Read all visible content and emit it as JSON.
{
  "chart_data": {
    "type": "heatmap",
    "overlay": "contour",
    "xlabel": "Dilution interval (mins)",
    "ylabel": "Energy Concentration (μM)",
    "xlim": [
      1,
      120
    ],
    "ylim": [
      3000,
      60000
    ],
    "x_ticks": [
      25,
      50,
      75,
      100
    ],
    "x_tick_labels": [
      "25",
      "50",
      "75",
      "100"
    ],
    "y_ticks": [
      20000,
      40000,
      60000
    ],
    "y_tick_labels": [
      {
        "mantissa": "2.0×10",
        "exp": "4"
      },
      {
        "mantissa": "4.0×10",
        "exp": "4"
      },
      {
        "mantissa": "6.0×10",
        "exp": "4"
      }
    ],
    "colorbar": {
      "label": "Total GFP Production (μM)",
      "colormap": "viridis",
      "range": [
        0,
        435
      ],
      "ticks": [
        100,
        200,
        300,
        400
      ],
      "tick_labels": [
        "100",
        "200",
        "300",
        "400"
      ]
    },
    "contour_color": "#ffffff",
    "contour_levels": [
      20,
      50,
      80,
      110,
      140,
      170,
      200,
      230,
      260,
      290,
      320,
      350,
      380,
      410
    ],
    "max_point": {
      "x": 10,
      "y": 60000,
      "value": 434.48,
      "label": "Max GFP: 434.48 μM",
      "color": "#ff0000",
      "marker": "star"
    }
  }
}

What needs to be done — Go through the listing above and work out how many lines contain the string "mantissa". Reply with the number alone.

Solved problem — 3